- _WHAT IS BEING ASKED_
Note each line where "this" appears, and copy it.

- _MATERIAL TO PROCESS_
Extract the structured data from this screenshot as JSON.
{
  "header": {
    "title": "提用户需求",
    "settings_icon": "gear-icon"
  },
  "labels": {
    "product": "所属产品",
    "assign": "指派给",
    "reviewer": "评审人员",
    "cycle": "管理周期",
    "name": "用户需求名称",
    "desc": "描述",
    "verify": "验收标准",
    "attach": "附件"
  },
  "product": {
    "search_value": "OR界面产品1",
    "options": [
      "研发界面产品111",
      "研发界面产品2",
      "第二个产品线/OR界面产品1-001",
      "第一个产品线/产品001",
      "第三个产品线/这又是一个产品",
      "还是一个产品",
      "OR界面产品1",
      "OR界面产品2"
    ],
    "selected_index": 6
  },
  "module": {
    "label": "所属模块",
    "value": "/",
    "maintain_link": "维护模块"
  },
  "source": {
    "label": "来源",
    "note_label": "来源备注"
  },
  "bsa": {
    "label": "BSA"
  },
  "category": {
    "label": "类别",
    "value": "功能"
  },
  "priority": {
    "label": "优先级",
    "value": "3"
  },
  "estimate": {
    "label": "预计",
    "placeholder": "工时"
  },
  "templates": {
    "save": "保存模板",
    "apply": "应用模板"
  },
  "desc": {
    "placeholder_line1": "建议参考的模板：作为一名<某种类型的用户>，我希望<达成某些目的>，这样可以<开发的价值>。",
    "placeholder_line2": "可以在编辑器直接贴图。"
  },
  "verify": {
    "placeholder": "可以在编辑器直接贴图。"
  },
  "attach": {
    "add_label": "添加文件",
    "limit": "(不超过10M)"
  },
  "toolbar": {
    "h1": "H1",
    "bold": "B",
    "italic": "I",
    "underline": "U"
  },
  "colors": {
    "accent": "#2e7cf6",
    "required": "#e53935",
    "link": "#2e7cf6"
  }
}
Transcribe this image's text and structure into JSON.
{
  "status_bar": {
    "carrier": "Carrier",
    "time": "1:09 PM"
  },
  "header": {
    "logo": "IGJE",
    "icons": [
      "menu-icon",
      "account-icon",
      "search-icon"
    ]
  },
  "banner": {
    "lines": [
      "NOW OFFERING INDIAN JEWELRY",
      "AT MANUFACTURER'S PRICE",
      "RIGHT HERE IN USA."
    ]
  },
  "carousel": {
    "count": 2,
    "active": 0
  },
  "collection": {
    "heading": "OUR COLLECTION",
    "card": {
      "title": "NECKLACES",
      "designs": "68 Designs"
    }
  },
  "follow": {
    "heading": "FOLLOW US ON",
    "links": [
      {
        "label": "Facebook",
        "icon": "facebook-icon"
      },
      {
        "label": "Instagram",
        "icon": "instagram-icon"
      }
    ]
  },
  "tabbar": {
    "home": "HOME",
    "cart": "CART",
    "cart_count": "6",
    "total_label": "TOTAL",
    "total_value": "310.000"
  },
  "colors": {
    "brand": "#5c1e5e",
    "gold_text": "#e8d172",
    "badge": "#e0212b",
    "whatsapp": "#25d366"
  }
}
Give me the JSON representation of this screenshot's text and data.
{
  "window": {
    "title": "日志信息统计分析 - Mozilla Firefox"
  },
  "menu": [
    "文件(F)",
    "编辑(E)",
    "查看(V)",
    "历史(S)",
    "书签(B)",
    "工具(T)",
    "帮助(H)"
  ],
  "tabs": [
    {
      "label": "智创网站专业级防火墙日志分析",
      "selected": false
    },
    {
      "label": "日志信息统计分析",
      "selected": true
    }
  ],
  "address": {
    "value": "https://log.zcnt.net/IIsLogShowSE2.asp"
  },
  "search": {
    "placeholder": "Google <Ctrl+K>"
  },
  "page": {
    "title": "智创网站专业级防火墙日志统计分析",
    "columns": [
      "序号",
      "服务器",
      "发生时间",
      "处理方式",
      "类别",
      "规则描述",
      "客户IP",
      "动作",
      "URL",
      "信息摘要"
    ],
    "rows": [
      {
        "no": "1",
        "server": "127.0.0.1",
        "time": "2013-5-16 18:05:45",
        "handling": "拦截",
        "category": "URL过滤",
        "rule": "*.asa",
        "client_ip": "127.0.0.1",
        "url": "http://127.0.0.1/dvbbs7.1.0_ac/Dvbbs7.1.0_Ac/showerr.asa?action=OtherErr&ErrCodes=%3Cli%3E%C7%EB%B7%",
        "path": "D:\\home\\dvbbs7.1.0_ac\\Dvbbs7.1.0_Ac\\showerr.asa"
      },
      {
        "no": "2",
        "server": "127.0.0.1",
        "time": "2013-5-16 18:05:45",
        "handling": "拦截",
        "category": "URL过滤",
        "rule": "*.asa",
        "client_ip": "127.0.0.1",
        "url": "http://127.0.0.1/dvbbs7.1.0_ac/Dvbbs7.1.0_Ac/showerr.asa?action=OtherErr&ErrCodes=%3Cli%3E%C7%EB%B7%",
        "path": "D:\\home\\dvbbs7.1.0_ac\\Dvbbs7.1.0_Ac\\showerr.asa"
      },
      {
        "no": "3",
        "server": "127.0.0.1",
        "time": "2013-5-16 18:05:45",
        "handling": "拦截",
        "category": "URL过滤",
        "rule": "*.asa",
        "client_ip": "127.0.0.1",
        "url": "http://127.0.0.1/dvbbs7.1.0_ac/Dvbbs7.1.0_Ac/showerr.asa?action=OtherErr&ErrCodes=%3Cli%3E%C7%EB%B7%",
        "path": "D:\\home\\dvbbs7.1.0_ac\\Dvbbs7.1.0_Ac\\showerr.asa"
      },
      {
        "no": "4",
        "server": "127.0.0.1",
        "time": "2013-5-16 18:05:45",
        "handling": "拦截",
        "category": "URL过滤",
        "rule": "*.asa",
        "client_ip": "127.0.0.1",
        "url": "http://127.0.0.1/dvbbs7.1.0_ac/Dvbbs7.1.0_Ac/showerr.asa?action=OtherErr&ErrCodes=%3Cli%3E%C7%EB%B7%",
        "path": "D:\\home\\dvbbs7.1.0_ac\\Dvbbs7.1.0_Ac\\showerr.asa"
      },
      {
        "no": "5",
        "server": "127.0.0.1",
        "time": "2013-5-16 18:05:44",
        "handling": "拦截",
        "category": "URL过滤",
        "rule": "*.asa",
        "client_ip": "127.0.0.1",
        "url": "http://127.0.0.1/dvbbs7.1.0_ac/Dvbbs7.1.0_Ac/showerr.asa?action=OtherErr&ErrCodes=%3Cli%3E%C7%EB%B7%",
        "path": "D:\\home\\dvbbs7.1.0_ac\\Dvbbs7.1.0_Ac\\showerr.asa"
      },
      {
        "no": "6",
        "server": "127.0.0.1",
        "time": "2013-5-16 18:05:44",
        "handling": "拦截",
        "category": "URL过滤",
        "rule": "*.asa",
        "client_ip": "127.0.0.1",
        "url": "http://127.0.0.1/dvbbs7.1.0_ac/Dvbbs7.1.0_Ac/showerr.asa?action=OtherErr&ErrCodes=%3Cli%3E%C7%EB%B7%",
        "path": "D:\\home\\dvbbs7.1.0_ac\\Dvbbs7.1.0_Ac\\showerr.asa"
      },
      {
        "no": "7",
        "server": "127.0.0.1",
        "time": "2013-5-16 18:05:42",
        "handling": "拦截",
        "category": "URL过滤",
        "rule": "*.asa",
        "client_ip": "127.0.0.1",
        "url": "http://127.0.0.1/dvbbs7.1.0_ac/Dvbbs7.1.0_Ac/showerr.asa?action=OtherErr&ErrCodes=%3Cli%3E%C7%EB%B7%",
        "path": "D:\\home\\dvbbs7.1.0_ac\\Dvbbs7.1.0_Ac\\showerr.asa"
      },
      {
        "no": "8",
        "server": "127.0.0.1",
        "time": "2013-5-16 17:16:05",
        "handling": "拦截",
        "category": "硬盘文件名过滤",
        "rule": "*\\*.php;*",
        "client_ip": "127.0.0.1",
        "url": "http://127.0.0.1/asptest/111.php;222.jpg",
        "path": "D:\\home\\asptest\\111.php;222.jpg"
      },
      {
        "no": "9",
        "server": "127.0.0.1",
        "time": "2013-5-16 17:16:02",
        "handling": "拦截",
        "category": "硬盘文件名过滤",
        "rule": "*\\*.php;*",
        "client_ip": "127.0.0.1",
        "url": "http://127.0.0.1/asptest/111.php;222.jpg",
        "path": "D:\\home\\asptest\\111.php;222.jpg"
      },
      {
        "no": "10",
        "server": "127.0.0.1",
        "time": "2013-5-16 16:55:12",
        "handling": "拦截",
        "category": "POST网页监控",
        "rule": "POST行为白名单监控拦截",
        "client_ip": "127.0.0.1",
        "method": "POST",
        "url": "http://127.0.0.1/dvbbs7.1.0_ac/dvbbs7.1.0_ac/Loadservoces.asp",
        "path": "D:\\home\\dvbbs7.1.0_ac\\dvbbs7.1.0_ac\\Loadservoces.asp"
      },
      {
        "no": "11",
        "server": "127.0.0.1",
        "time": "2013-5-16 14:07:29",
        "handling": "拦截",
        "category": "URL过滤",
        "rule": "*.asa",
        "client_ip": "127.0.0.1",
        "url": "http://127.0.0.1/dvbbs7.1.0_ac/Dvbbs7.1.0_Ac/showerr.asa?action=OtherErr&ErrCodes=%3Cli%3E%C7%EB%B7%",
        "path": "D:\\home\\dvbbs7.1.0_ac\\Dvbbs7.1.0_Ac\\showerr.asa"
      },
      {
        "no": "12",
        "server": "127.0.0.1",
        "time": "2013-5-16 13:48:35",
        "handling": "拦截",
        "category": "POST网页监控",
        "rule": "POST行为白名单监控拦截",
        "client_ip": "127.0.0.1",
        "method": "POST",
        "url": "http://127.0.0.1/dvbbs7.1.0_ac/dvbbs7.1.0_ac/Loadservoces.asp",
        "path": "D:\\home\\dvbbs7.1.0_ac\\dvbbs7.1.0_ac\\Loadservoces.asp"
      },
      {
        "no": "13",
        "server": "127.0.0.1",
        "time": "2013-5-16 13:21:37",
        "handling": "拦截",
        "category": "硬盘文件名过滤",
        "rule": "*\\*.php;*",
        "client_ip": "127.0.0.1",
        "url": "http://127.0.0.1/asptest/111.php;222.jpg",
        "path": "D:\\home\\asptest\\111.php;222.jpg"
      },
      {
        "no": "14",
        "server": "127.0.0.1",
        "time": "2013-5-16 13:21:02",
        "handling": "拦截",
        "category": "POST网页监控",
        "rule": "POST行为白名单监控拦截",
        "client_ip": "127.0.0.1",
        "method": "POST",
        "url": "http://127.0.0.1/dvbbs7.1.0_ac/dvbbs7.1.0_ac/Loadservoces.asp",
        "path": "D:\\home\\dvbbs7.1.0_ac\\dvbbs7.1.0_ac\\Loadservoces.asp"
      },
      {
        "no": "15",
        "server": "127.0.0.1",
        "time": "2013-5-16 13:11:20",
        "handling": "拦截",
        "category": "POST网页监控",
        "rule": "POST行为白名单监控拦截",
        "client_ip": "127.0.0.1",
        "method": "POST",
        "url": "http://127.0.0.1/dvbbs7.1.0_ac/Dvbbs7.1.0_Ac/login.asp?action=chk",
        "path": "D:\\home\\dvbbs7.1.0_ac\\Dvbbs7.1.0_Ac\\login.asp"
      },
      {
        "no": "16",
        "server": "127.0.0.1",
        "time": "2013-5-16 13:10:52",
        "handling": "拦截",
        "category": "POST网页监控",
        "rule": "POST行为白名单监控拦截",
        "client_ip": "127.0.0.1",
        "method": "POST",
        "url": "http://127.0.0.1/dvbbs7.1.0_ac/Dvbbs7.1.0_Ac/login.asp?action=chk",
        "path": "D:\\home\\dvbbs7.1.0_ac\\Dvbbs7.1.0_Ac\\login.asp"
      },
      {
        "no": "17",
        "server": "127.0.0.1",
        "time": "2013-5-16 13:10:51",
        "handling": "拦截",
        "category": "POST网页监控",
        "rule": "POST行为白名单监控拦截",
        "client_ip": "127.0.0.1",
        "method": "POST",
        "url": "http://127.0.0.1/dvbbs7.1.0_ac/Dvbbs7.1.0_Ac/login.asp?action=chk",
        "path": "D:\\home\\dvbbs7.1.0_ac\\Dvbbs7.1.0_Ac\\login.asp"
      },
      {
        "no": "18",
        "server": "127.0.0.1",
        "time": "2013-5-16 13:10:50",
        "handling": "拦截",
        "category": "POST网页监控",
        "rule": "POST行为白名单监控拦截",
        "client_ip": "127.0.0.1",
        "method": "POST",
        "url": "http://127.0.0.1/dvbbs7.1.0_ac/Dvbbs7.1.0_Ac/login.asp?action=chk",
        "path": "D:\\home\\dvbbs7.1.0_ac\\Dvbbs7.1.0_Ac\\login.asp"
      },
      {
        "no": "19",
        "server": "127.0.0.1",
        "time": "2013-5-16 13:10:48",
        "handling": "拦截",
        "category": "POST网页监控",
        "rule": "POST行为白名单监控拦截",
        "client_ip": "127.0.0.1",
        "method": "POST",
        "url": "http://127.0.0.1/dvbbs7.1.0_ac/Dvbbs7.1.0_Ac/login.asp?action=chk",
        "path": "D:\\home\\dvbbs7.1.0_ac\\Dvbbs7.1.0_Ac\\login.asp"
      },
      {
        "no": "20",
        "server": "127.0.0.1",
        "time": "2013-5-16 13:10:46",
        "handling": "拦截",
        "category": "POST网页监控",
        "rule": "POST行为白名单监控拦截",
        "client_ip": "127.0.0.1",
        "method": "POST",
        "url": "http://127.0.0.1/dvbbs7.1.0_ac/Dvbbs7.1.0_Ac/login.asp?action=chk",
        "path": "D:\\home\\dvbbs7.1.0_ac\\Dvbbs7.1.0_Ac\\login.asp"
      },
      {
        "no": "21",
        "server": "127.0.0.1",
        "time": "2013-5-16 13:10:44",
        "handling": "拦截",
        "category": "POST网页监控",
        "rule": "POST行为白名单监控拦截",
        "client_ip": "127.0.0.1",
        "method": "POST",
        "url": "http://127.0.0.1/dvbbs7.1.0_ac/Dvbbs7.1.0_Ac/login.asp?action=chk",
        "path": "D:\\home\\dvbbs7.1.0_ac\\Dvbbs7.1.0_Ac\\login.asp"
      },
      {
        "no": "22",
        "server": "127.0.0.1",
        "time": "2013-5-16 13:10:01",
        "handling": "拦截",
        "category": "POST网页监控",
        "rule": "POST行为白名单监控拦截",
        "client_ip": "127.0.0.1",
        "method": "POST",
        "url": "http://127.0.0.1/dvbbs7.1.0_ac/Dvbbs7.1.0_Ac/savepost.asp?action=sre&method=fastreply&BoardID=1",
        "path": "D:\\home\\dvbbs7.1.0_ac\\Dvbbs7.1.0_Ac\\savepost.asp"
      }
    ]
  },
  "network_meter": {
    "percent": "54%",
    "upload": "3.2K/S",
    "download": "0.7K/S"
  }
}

- _RESPONSE TO THE EXERCISE_
Extract the structured data from this screenshot as JSON.
Transcribe this image's text and structure into JSON.
Give me the JSON representation of this screenshot's text and data.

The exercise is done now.